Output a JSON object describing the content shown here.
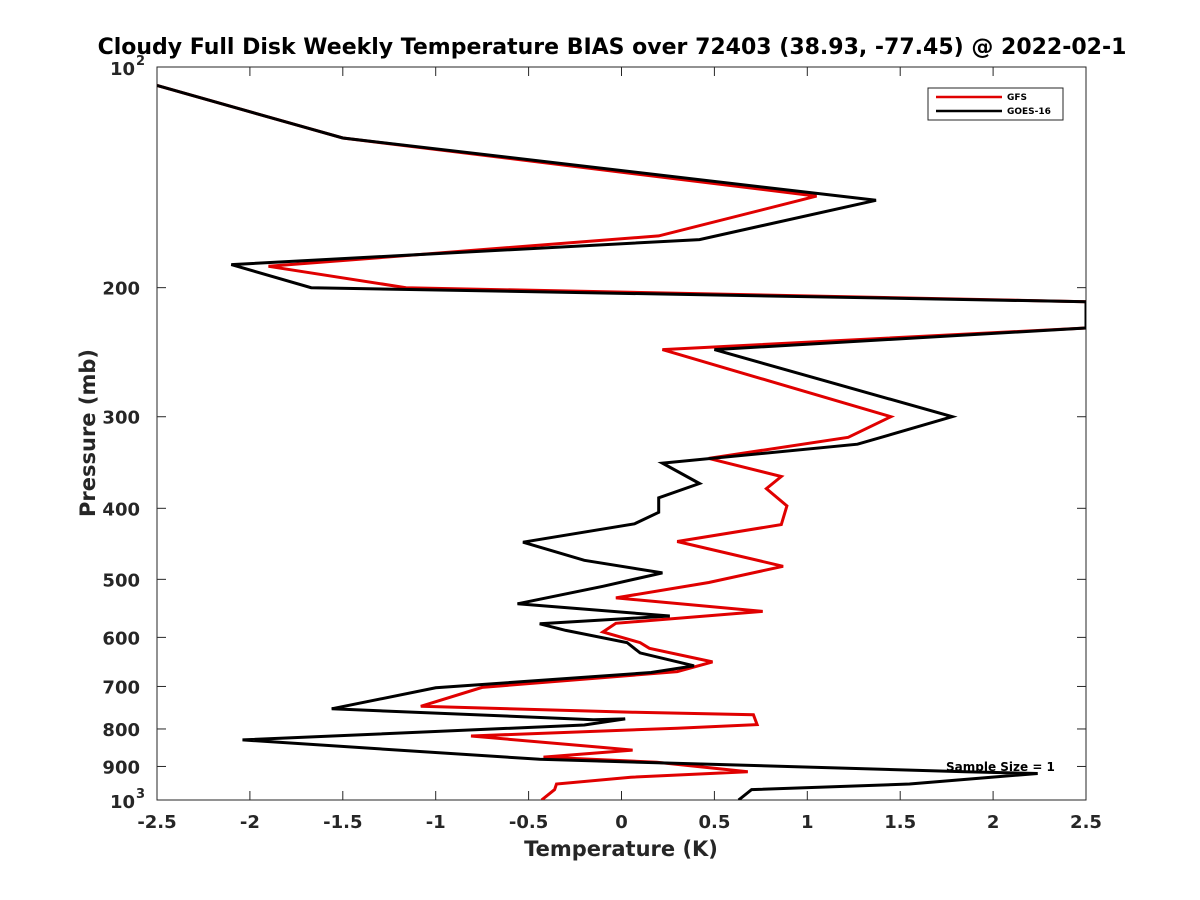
{
  "chart_data": {
    "type": "line",
    "title": "Cloudy Full Disk Weekly Temperature BIAS over 72403 (38.93, -77.45) @ 2022-02-1",
    "xlabel": "Temperature (K)",
    "ylabel": "Pressure (mb)",
    "xlim": [
      -2.5,
      2.5
    ],
    "ylim": [
      100,
      1000
    ],
    "y_scale": "log",
    "y_reversed": true,
    "grid": false,
    "legend_position": "top-right",
    "x_ticks": [
      "-2.5",
      "-2",
      "-1.5",
      "-1",
      "-0.5",
      "0",
      "0.5",
      "1",
      "1.5",
      "2",
      "2.5"
    ],
    "y_ticks": [
      {
        "value": 100,
        "label": "10",
        "sup": "2"
      },
      {
        "value": 200,
        "label": "200",
        "sup": ""
      },
      {
        "value": 300,
        "label": "300",
        "sup": ""
      },
      {
        "value": 400,
        "label": "400",
        "sup": ""
      },
      {
        "value": 500,
        "label": "500",
        "sup": ""
      },
      {
        "value": 600,
        "label": "600",
        "sup": ""
      },
      {
        "value": 700,
        "label": "700",
        "sup": ""
      },
      {
        "value": 800,
        "label": "800",
        "sup": ""
      },
      {
        "value": 900,
        "label": "900",
        "sup": ""
      },
      {
        "value": 1000,
        "label": "10",
        "sup": "3"
      }
    ],
    "annotation": "Sample Size = 1",
    "series": [
      {
        "name": "GFS",
        "color": "#e00000",
        "points": [
          [
            -2.5,
            106
          ],
          [
            -1.5,
            125
          ],
          [
            1.05,
            150
          ],
          [
            0.2,
            170
          ],
          [
            -1.9,
            187
          ],
          [
            -1.16,
            200
          ],
          [
            2.5,
            209
          ],
          [
            2.5,
            227
          ],
          [
            0.22,
            243
          ],
          [
            1.45,
            300
          ],
          [
            1.22,
            320
          ],
          [
            0.47,
            342
          ],
          [
            0.86,
            362
          ],
          [
            0.78,
            376
          ],
          [
            0.89,
            397
          ],
          [
            0.86,
            421
          ],
          [
            0.3,
            444
          ],
          [
            0.87,
            480
          ],
          [
            0.47,
            505
          ],
          [
            -0.03,
            530
          ],
          [
            0.76,
            553
          ],
          [
            -0.03,
            574
          ],
          [
            -0.1,
            590
          ],
          [
            0.1,
            610
          ],
          [
            0.15,
            621
          ],
          [
            0.49,
            648
          ],
          [
            0.3,
            668
          ],
          [
            -0.75,
            702
          ],
          [
            -1.08,
            745
          ],
          [
            0.06,
            759
          ],
          [
            0.71,
            765
          ],
          [
            0.73,
            789
          ],
          [
            0.3,
            798
          ],
          [
            -0.81,
            818
          ],
          [
            -0.12,
            847
          ],
          [
            0.06,
            855
          ],
          [
            -0.42,
            874
          ],
          [
            0.19,
            888
          ],
          [
            0.68,
            915
          ],
          [
            0.05,
            931
          ],
          [
            -0.35,
            951
          ],
          [
            -0.36,
            968
          ],
          [
            -0.43,
            1000
          ]
        ]
      },
      {
        "name": "GOES-16",
        "color": "#000000",
        "points": [
          [
            -2.5,
            106
          ],
          [
            -1.5,
            125
          ],
          [
            1.37,
            152
          ],
          [
            0.42,
            172
          ],
          [
            -2.1,
            186
          ],
          [
            -1.67,
            200
          ],
          [
            2.5,
            209
          ],
          [
            2.5,
            227
          ],
          [
            0.5,
            243
          ],
          [
            1.78,
            300
          ],
          [
            1.27,
            327
          ],
          [
            0.22,
            347
          ],
          [
            0.42,
            370
          ],
          [
            0.2,
            387
          ],
          [
            0.2,
            405
          ],
          [
            0.07,
            420
          ],
          [
            -0.53,
            445
          ],
          [
            -0.2,
            471
          ],
          [
            0.22,
            490
          ],
          [
            -0.1,
            511
          ],
          [
            -0.56,
            540
          ],
          [
            0.26,
            561
          ],
          [
            -0.44,
            575
          ],
          [
            -0.3,
            587
          ],
          [
            0.03,
            610
          ],
          [
            0.1,
            630
          ],
          [
            0.39,
            656
          ],
          [
            0.16,
            670
          ],
          [
            -1.0,
            703
          ],
          [
            -1.56,
            751
          ],
          [
            -0.15,
            777
          ],
          [
            0.02,
            775
          ],
          [
            -0.2,
            790
          ],
          [
            -2.04,
            828
          ],
          [
            -0.44,
            880
          ],
          [
            1.85,
            915
          ],
          [
            2.24,
            920
          ],
          [
            1.99,
            931
          ],
          [
            1.55,
            951
          ],
          [
            0.7,
            968
          ],
          [
            0.63,
            1000
          ]
        ]
      }
    ]
  }
}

-*-*-

WORK REQUIRED>
Copy every line of the listing that includes the string "value".

TASK SOLUTION>
        "value": 100,
        "value": 200,
        "value": 300,
        "value": 400,
        "value": 500,
        "value": 600,
        "value": 700,
        "value": 800,
        "value": 900,
        "value": 1000,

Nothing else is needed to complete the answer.